Work required:
Below is a listing; reproduce each line of it exactly.

Data to process:
>>

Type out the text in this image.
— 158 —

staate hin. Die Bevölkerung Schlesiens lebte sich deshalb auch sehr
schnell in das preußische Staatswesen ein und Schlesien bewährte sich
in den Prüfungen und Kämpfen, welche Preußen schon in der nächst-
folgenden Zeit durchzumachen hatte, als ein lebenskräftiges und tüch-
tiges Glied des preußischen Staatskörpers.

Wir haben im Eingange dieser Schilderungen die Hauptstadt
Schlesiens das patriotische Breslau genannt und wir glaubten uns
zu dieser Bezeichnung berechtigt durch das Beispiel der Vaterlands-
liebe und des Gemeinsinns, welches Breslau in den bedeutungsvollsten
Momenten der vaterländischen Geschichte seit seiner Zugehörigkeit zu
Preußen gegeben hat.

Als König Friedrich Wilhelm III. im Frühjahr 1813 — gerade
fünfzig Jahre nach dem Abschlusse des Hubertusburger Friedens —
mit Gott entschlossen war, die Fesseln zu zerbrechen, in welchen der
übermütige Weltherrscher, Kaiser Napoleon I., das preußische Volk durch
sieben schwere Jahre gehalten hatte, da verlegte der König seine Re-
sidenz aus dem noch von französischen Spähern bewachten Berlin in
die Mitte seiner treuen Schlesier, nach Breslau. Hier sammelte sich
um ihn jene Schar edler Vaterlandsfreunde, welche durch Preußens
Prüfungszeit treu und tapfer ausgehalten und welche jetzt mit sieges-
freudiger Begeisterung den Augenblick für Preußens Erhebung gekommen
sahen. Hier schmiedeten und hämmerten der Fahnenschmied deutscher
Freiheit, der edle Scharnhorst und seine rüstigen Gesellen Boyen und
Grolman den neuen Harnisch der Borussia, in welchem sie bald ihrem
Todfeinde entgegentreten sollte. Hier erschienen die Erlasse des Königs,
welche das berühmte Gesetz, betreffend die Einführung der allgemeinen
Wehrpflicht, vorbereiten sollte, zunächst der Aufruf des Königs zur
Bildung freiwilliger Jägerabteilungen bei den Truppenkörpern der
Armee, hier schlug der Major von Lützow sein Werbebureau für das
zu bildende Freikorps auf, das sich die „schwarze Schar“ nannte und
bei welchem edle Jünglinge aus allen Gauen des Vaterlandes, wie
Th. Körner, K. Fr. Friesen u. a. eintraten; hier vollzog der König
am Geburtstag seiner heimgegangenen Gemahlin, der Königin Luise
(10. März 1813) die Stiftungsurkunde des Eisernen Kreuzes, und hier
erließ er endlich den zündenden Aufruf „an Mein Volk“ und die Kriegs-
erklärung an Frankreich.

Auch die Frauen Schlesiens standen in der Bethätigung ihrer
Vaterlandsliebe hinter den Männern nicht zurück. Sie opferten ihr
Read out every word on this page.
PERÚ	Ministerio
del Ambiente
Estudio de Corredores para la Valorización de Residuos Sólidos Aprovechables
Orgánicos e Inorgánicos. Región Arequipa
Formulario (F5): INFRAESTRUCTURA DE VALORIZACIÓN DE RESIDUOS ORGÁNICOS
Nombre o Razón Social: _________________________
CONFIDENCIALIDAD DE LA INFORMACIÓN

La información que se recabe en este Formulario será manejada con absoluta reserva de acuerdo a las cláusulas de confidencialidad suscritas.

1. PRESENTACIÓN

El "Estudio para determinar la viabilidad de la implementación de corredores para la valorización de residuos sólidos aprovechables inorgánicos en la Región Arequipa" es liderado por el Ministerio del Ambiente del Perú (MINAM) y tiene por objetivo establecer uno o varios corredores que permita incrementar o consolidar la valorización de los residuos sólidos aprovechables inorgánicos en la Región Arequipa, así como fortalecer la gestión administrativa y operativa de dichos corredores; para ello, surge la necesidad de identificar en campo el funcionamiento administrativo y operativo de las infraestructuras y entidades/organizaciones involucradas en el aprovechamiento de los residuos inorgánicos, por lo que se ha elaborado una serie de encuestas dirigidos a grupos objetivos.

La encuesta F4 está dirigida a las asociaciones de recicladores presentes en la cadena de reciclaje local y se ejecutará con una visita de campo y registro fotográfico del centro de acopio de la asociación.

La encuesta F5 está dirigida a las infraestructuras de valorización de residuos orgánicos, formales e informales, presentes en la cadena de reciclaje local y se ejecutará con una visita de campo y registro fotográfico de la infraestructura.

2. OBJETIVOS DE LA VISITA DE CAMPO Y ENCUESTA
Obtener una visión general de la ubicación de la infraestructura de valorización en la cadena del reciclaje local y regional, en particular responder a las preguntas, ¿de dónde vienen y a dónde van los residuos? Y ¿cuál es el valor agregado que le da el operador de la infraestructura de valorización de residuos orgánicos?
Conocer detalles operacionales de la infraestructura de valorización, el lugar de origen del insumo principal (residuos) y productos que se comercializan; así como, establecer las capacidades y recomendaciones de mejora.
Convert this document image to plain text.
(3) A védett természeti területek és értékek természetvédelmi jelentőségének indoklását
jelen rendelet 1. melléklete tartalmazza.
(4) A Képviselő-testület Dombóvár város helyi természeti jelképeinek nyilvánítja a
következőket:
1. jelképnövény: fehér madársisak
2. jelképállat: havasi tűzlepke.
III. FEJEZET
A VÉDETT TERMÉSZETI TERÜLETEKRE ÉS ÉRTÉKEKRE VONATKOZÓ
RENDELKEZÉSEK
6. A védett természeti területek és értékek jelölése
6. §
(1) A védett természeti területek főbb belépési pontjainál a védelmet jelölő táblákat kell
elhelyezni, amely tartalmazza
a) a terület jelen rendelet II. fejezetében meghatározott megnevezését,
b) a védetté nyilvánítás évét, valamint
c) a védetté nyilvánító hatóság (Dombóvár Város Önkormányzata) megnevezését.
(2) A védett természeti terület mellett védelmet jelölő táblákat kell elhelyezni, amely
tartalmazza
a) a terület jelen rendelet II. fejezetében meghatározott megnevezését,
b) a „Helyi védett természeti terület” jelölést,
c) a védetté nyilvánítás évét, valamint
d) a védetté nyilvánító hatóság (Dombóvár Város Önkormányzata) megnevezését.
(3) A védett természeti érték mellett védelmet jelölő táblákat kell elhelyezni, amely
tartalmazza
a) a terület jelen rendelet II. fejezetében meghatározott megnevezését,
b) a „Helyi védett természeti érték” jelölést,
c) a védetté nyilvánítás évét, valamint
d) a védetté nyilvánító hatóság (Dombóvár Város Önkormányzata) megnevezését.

<<

Task solution:
Type out the text in this image.
— 158 —

staate hin. Die Bevölkerung Schlesiens lebte sich deshalb auch sehr
schnell in das preußische Staatswesen ein und Schlesien bewährte sich
in den Prüfungen und Kämpfen, welche Preußen schon in der nächst-
folgenden Zeit durchzumachen hatte, als ein lebenskräftiges und tüch-
tiges Glied des preußischen Staatskörpers.

Wir haben im Eingange dieser Schilderungen die Hauptstadt
Schlesiens das patriotische Breslau genannt und wir glaubten uns
zu dieser Bezeichnung berechtigt durch das Beispiel der Vaterlands-
liebe und des Gemeinsinns, welches Breslau in den bedeutungsvollsten
Momenten der vaterländischen Geschichte seit seiner Zugehörigkeit zu
Preußen gegeben hat.

Als König Friedrich Wilhelm III. im Frühjahr 1813 — gerade
fünfzig Jahre nach dem Abschlusse des Hubertusburger Friedens —
mit Gott entschlossen war, die Fesseln zu zerbrechen, in welchen der
übermütige Weltherrscher, Kaiser Napoleon I., das preußische Volk durch
sieben schwere Jahre gehalten hatte, da verlegte der König seine Re-
sidenz aus dem noch von französischen Spähern bewachten Berlin in
die Mitte seiner treuen Schlesier, nach Breslau. Hier sammelte sich
um ihn jene Schar edler Vaterlandsfreunde, welche durch Preußens
Prüfungszeit treu und tapfer ausgehalten und welche jetzt mit sieges-
freudiger Begeisterung den Augenblick für Preußens Erhebung gekommen
sahen. Hier schmiedeten und hämmerten der Fahnenschmied deutscher
Freiheit, der edle Scharnhorst und seine rüstigen Gesellen Boyen und
Grolman den neuen Harnisch der Borussia, in welchem sie bald ihrem
Todfeinde entgegentreten sollte. Hier erschienen die Erlasse des Königs,
welche das berühmte Gesetz, betreffend die Einführung der allgemeinen
Wehrpflicht, vorbereiten sollte, zunächst der Aufruf des Königs zur
Bildung freiwilliger Jägerabteilungen bei den Truppenkörpern der
Armee, hier schlug der Major von Lützow sein Werbebureau für das
zu bildende Freikorps auf, das sich die „schwarze Schar“ nannte und
bei welchem edle Jünglinge aus allen Gauen des Vaterlandes, wie
Th. Körner, K. Fr. Friesen u. a. eintraten; hier vollzog der König
am Geburtstag seiner heimgegangenen Gemahlin, der Königin Luise
(10. März 1813) die Stiftungsurkunde des Eisernen Kreuzes, und hier
erließ er endlich den zündenden Aufruf „an Mein Volk“ und die Kriegs-
erklärung an Frankreich.

Auch die Frauen Schlesiens standen in der Bethätigung ihrer
Vaterlandsliebe hinter den Männern nicht zurück. Sie opferten ihr
Read out every word on this page.
PERÚ	Ministerio
del Ambiente
Estudio de Corredores para la Valorización de Residuos Sólidos Aprovechables
Orgánicos e Inorgánicos. Región Arequipa
Formulario (F5): INFRAESTRUCTURA DE VALORIZACIÓN DE RESIDUOS ORGÁNICOS
Nombre o Razón Social: _________________________
CONFIDENCIALIDAD DE LA INFORMACIÓN

La información que se recabe en este Formulario será manejada con absoluta reserva de acuerdo a las cláusulas de confidencialidad suscritas.

1. PRESENTACIÓN

El "Estudio para determinar la viabilidad de la implementación de corredores para la valorización de residuos sólidos aprovechables inorgánicos en la Región Arequipa" es liderado por el Ministerio del Ambiente del Perú (MINAM) y tiene por objetivo establecer uno o varios corredores que permita incrementar o consolidar la valorización de los residuos sólidos aprovechables inorgánicos en la Región Arequipa, así como fortalecer la gestión administrativa y operativa de dichos corredores; para ello, surge la necesidad de identificar en campo el funcionamiento administrativo y operativo de las infraestructuras y entidades/organizaciones involucradas en el aprovechamiento de los residuos inorgánicos, por lo que se ha elaborado una serie de encuestas dirigidos a grupos objetivos.

La encuesta F4 está dirigida a las asociaciones de recicladores presentes en la cadena de reciclaje local y se ejecutará con una visita de campo y registro fotográfico del centro de acopio de la asociación.

La encuesta F5 está dirigida a las infraestructuras de valorización de residuos orgánicos, formales e informales, presentes en la cadena de reciclaje local y se ejecutará con una visita de campo y registro fotográfico de la infraestructura.

2. OBJETIVOS DE LA VISITA DE CAMPO Y ENCUESTA
Obtener una visión general de la ubicación de la infraestructura de valorización en la cadena del reciclaje local y regional, en particular responder a las preguntas, ¿de dónde vienen y a dónde van los residuos? Y ¿cuál es el valor agregado que le da el operador de la infraestructura de valorización de residuos orgánicos?
Conocer detalles operacionales de la infraestructura de valorización, el lugar de origen del insumo principal (residuos) y productos que se comercializan; así como, establecer las capacidades y recomendaciones de mejora.
Convert this document image to plain text.
(3) A védett természeti területek és értékek természetvédelmi jelentőségének indoklását
jelen rendelet 1. melléklete tartalmazza.
(4) A Képviselő-testület Dombóvár város helyi természeti jelképeinek nyilvánítja a
következőket:
1. jelképnövény: fehér madársisak
2. jelképállat: havasi tűzlepke.
III. FEJEZET
A VÉDETT TERMÉSZETI TERÜLETEKRE ÉS ÉRTÉKEKRE VONATKOZÓ
RENDELKEZÉSEK
6. A védett természeti területek és értékek jelölése
6. §
(1) A védett természeti területek főbb belépési pontjainál a védelmet jelölő táblákat kell
elhelyezni, amely tartalmazza
a) a terület jelen rendelet II. fejezetében meghatározott megnevezését,
b) a védetté nyilvánítás évét, valamint
c) a védetté nyilvánító hatóság (Dombóvár Város Önkormányzata) megnevezését.
(2) A védett természeti terület mellett védelmet jelölő táblákat kell elhelyezni, amely
tartalmazza
a) a terület jelen rendelet II. fejezetében meghatározott megnevezését,
b) a „Helyi védett természeti terület” jelölést,
c) a védetté nyilvánítás évét, valamint
d) a védetté nyilvánító hatóság (Dombóvár Város Önkormányzata) megnevezését.
(3) A védett természeti érték mellett védelmet jelölő táblákat kell elhelyezni, amely
tartalmazza
a) a terület jelen rendelet II. fejezetében meghatározott megnevezését,
b) a „Helyi védett természeti érték” jelölést,
c) a védetté nyilvánítás évét, valamint
d) a védetté nyilvánító hatóság (Dombóvár Város Önkormányzata) megnevezését.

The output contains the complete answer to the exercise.